Request :: Only the pictures are to be left out; set down the rest of the records exactly.

[Saved entries]
Begin
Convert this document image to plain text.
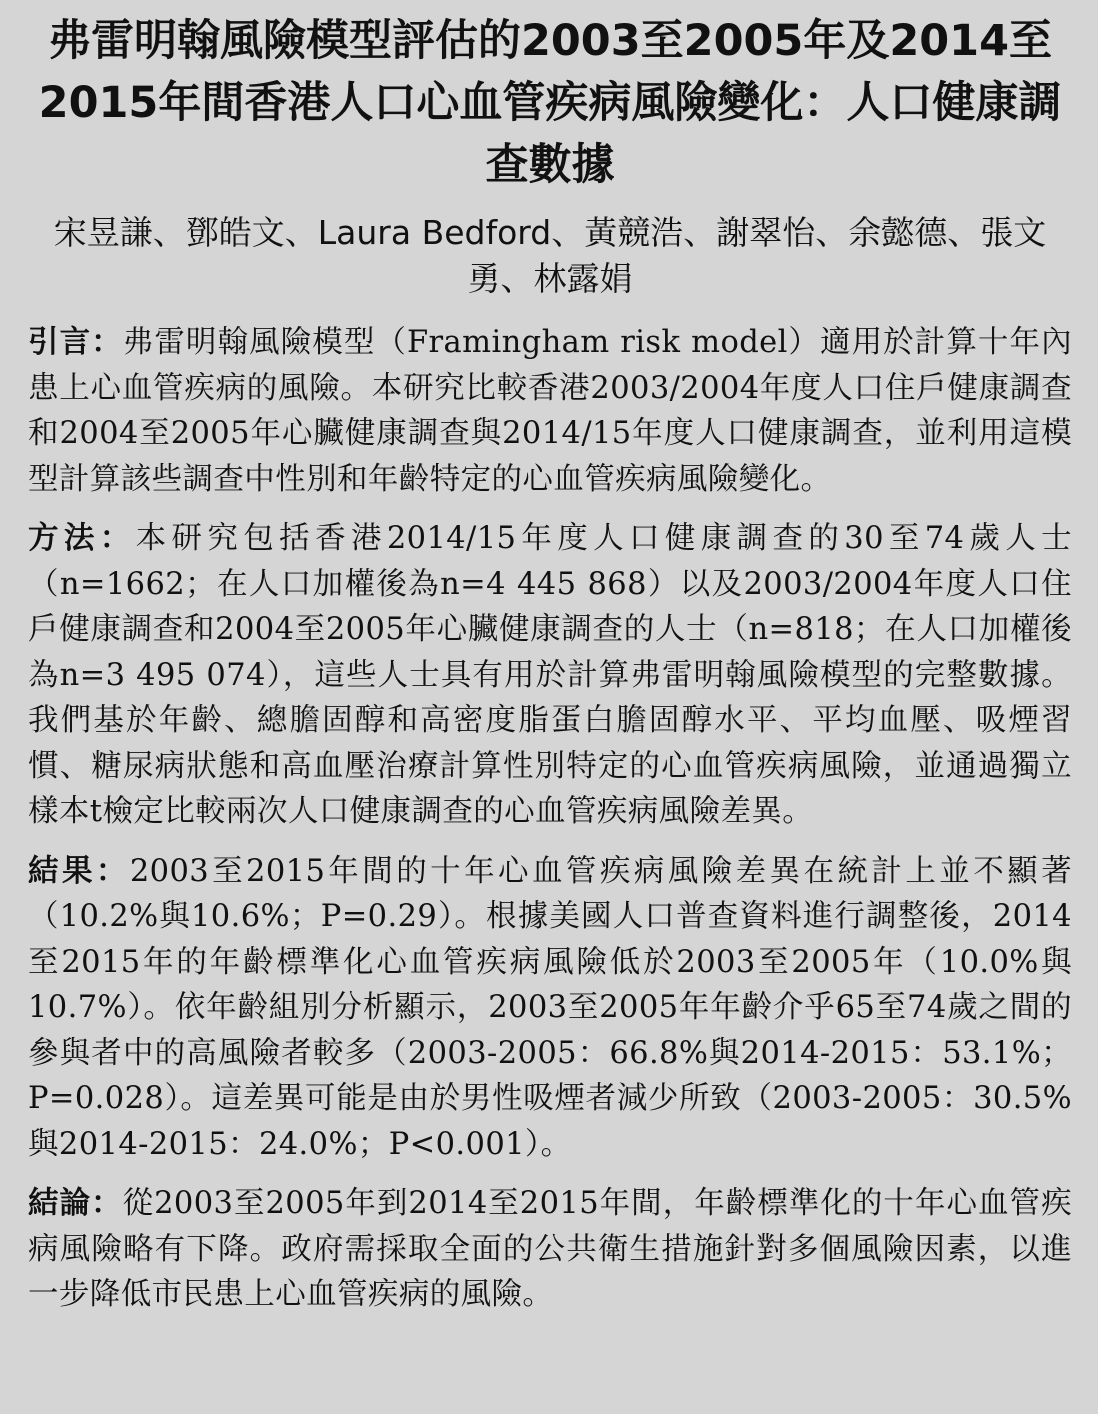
弗雷明翰風險模型評估的2003至2005年及2014至2015年間香港人口心血管疾病風險變化：人口健康調查數據

宋昱謙、鄧皓文、Laura Bedford、黃競浩、謝翠怡、余懿德、張文勇、林露娟

引言：弗雷明翰風險模型（Framingham risk model）適用於計算十年內患上心血管疾病的風險。本研究比較香港2003/2004年度人口住戶健康調查和2004至2005年心臟健康調查與2014/15年度人口健康調查，並利用這模型計算該些調查中性別和年齡特定的心血管疾病風險變化。

方法：本研究包括香港2014/15年度人口健康調查的30至74歲人士（n=1662；在人口加權後為n=4 445 868）以及2003/2004年度人口住戶健康調查和2004至2005年心臟健康調查的人士（n=818；在人口加權後為n=3 495 074），這些人士具有用於計算弗雷明翰風險模型的完整數據。我們基於年齡、總膽固醇和高密度脂蛋白膽固醇水平、平均血壓、吸煙習慣、糖尿病狀態和高血壓治療計算性別特定的心血管疾病風險，並通過獨立樣本t檢定比較兩次人口健康調查的心血管疾病風險差異。

結果：2003至2015年間的十年心血管疾病風險差異在統計上並不顯著（10.2%與10.6%；P=0.29）。根據美國人口普查資料進行調整後，2014至2015年的年齡標準化心血管疾病風險低於2003至2005年（10.0%與10.7%）。依年齡組別分析顯示，2003至2005年年齡介乎65至74歲之間的參與者中的高風險者較多（2003-2005：66.8%與2014-2015：53.1%；P=0.028）。這差異可能是由於男性吸煙者減少所致（2003-2005：30.5%與2014-2015：24.0%；P<0.001）。

結論：從2003至2005年到2014至2015年間，年齡標準化的十年心血管疾病風險略有下降。政府需採取全面的公共衛生措施針對多個風險因素，以進一步降低市民患上心血管疾病的風險。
End
Answer to this exercise ::
Convert this document image to plain text.
弗雷明翰風險模型評估的2003至2005年及2014至2015年間香港人口心血管疾病風險變化：人口健康調查數據

宋昱謙、鄧皓文、Laura Bedford、黃競浩、謝翠怡、余懿德、張文勇、林露娟

引言：弗雷明翰風險模型（Framingham risk model）適用於計算十年內患上心血管疾病的風險。本研究比較香港2003/2004年度人口住戶健康調查和2004至2005年心臟健康調查與2014/15年度人口健康調查，並利用這模型計算該些調查中性別和年齡特定的心血管疾病風險變化。

方法：本研究包括香港2014/15年度人口健康調查的30至74歲人士（n=1662；在人口加權後為n=4 445 868）以及2003/2004年度人口住戶健康調查和2004至2005年心臟健康調查的人士（n=818；在人口加權後為n=3 495 074），這些人士具有用於計算弗雷明翰風險模型的完整數據。我們基於年齡、總膽固醇和高密度脂蛋白膽固醇水平、平均血壓、吸煙習慣、糖尿病狀態和高血壓治療計算性別特定的心血管疾病風險，並通過獨立樣本t檢定比較兩次人口健康調查的心血管疾病風險差異。

結果：2003至2015年間的十年心血管疾病風險差異在統計上並不顯著（10.2%與10.6%；P=0.29）。根據美國人口普查資料進行調整後，2014至2015年的年齡標準化心血管疾病風險低於2003至2005年（10.0%與10.7%）。依年齡組別分析顯示，2003至2005年年齡介乎65至74歲之間的參與者中的高風險者較多（2003-2005：66.8%與2014-2015：53.1%；P=0.028）。這差異可能是由於男性吸煙者減少所致（2003-2005：30.5%與2014-2015：24.0%；P<0.001）。

結論：從2003至2005年到2014至2015年間，年齡標準化的十年心血管疾病風險略有下降。政府需採取全面的公共衛生措施針對多個風險因素，以進一步降低市民患上心血管疾病的風險。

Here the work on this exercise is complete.